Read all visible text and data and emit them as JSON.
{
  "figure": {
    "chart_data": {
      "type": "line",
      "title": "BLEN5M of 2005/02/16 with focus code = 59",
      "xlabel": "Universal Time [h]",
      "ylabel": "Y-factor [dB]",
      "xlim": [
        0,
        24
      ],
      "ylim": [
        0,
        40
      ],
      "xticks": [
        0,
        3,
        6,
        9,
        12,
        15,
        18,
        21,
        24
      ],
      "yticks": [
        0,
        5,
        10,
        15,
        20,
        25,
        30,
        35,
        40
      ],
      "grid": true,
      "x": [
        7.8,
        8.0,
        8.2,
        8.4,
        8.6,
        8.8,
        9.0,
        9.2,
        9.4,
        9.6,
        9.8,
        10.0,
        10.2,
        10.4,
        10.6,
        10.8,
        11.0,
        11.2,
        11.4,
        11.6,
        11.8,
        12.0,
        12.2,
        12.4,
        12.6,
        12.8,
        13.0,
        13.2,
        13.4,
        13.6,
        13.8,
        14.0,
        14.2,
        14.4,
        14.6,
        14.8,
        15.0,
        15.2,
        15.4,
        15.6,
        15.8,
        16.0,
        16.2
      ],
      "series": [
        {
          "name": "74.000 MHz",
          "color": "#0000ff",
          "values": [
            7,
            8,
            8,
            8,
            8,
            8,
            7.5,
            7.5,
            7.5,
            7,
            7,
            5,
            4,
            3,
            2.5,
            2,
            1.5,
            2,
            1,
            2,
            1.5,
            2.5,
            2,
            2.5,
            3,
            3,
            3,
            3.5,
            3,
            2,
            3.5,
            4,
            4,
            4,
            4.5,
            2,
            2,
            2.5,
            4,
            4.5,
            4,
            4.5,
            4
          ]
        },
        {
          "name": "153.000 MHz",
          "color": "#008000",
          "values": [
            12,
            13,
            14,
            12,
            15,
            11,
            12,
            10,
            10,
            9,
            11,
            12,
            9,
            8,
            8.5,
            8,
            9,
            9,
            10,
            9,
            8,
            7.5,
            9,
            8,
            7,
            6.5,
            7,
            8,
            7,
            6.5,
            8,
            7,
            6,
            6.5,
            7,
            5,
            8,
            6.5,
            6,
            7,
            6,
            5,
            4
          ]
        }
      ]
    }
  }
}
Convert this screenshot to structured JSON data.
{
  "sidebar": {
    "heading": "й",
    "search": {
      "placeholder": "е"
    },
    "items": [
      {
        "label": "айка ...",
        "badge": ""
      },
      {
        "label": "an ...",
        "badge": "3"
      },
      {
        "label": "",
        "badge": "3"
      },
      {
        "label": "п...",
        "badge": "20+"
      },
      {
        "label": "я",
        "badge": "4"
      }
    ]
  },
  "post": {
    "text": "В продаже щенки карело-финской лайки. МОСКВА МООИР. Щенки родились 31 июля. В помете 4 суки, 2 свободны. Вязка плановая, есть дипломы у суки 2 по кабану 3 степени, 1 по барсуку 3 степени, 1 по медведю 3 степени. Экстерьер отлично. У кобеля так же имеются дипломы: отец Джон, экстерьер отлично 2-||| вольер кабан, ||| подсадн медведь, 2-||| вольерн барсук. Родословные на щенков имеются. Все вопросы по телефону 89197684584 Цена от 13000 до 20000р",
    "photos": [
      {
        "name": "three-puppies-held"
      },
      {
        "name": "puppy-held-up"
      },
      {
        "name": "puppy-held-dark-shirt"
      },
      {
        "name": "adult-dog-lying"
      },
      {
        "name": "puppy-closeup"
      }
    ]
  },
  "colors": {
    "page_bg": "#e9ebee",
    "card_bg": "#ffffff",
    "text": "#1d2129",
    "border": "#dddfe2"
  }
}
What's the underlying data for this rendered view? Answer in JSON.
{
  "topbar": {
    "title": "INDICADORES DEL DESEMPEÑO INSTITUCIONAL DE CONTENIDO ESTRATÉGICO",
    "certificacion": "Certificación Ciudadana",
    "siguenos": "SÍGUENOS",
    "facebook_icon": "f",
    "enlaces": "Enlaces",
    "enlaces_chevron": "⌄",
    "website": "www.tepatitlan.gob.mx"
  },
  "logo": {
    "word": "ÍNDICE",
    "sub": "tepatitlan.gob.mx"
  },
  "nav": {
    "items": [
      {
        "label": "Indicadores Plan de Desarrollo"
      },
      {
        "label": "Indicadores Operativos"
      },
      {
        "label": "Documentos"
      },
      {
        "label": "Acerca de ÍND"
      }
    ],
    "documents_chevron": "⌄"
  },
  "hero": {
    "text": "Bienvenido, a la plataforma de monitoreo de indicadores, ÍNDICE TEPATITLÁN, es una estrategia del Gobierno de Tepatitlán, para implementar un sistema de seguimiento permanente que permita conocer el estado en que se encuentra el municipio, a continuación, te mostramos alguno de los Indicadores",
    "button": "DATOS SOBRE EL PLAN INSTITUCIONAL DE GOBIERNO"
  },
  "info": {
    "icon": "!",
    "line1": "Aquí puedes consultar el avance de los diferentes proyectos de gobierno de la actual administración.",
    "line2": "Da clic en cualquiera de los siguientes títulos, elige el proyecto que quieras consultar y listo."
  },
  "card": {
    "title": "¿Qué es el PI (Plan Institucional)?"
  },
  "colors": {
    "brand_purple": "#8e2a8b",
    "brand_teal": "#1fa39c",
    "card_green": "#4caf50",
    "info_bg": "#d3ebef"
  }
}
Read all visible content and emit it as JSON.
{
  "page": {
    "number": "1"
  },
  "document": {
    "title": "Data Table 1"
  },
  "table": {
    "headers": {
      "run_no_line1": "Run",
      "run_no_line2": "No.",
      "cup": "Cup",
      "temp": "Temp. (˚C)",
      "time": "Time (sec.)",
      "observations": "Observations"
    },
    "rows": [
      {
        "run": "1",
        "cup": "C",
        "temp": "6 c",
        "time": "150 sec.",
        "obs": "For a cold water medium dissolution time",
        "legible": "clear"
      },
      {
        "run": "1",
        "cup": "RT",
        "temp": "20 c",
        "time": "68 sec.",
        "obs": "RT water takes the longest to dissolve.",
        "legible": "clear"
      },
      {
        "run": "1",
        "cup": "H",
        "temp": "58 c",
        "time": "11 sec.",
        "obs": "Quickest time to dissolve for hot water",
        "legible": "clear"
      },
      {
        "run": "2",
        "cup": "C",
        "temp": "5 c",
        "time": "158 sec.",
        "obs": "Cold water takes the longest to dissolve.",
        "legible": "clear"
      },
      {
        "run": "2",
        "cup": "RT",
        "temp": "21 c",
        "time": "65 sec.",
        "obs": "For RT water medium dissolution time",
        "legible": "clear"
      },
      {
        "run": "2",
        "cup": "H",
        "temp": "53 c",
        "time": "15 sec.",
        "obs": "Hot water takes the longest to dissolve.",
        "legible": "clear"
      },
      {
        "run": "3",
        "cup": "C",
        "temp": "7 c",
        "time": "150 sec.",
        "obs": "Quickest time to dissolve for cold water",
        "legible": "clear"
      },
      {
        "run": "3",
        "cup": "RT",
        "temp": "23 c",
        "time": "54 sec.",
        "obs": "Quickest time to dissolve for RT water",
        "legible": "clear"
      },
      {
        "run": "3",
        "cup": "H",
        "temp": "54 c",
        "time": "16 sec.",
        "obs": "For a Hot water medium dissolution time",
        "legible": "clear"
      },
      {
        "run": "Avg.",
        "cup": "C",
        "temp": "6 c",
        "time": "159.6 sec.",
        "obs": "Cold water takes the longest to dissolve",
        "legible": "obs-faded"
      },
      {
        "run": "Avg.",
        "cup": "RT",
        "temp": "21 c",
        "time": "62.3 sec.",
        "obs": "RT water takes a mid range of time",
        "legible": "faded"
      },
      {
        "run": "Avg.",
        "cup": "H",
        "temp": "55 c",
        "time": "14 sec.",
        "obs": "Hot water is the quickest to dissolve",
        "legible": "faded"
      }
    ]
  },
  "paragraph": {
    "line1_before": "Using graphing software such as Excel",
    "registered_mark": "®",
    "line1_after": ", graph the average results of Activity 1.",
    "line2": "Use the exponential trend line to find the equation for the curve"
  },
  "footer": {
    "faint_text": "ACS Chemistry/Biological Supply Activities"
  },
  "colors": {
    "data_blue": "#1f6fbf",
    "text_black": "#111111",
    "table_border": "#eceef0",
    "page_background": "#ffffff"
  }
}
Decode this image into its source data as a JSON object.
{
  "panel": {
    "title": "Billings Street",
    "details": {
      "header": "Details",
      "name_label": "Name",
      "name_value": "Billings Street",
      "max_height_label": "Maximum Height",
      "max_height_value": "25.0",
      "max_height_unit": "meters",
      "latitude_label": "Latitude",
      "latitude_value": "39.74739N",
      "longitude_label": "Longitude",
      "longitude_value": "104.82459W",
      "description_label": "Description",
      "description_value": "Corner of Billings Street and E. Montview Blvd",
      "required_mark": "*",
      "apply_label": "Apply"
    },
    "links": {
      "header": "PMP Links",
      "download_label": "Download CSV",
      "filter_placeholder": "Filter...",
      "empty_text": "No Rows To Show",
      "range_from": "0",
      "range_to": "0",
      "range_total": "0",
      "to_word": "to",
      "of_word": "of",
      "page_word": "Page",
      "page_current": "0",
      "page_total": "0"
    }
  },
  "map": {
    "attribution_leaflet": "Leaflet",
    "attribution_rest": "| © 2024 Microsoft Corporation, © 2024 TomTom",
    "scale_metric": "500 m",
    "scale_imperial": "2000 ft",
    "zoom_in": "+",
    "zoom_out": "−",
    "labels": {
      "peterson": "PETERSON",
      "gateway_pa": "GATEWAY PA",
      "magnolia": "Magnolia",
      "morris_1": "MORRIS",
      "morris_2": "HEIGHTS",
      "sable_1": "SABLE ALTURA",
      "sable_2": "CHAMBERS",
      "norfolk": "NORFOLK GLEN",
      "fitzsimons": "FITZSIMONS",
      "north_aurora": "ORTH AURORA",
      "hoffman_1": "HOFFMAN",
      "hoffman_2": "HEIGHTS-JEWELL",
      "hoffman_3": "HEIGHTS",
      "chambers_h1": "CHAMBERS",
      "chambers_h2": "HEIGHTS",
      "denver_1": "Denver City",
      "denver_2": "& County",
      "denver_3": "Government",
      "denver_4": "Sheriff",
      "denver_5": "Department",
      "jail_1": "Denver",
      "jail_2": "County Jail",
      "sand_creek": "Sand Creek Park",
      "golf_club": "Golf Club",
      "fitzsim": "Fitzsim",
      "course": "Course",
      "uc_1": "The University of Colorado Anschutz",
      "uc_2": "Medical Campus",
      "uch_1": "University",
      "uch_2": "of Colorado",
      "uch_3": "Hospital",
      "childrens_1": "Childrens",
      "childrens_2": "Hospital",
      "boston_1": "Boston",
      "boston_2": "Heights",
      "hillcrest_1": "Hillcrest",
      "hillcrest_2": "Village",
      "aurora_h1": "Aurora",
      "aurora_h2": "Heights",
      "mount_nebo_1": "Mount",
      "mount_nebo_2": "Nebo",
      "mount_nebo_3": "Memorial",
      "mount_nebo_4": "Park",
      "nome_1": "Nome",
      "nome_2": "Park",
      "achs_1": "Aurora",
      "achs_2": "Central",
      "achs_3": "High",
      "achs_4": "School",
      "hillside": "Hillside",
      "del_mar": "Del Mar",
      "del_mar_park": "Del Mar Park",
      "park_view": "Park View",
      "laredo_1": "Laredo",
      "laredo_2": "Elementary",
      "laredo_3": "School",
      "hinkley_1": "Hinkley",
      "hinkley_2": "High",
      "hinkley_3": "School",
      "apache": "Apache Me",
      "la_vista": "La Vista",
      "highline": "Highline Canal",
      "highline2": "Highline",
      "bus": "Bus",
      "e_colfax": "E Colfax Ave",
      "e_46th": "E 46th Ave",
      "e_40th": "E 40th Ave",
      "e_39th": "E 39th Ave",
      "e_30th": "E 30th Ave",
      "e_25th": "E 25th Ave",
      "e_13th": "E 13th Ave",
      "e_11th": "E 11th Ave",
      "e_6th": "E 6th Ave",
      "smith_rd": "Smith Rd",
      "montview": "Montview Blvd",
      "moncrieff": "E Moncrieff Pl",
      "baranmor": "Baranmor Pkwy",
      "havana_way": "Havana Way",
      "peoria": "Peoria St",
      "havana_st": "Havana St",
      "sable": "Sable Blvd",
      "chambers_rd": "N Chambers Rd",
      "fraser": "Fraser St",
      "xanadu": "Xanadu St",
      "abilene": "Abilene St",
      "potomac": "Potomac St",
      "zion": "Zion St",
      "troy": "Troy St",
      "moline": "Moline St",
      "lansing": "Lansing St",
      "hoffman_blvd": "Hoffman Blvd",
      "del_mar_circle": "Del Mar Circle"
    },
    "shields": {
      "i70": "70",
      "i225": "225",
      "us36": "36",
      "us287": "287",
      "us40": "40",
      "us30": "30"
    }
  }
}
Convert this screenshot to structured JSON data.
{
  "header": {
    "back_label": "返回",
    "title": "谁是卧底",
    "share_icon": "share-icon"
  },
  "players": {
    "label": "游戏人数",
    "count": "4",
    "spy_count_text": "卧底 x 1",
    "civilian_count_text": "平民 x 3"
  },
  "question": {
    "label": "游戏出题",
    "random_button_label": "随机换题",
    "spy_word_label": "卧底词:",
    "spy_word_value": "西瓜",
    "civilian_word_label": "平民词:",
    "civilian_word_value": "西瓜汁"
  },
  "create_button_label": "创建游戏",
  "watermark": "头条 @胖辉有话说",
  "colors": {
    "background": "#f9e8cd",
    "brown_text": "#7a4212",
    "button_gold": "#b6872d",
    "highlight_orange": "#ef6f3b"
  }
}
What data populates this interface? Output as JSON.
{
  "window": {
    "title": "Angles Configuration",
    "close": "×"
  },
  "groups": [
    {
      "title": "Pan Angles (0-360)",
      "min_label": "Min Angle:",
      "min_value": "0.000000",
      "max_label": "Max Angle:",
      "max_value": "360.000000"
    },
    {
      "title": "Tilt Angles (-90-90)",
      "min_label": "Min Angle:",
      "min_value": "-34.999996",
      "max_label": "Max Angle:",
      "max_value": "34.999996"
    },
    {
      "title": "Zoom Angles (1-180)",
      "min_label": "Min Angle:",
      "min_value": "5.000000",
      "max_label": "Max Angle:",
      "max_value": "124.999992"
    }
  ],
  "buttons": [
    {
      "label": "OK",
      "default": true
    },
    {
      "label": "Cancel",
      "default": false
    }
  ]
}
========================================
Task brief: Only the lines from the one containing "What data populates" through the end of the entries above belong in the answer; repeat them exactly.

Final answer:
What data populates this interface? Output as JSON.
{
  "window": {
    "title": "Angles Configuration",
    "close": "×"
  },
  "groups": [
    {
      "title": "Pan Angles (0-360)",
      "min_label": "Min Angle:",
      "min_value": "0.000000",
      "max_label": "Max Angle:",
      "max_value": "360.000000"
    },
    {
      "title": "Tilt Angles (-90-90)",
      "min_label": "Min Angle:",
      "min_value": "-34.999996",
      "max_label": "Max Angle:",
      "max_value": "34.999996"
    },
    {
      "title": "Zoom Angles (1-180)",
      "min_label": "Min Angle:",
      "min_value": "5.000000",
      "max_label": "Max Angle:",
      "max_value": "124.999992"
    }
  ],
  "buttons": [
    {
      "label": "OK",
      "default": true
    },
    {
      "label": "Cancel",
      "default": false
    }
  ]
}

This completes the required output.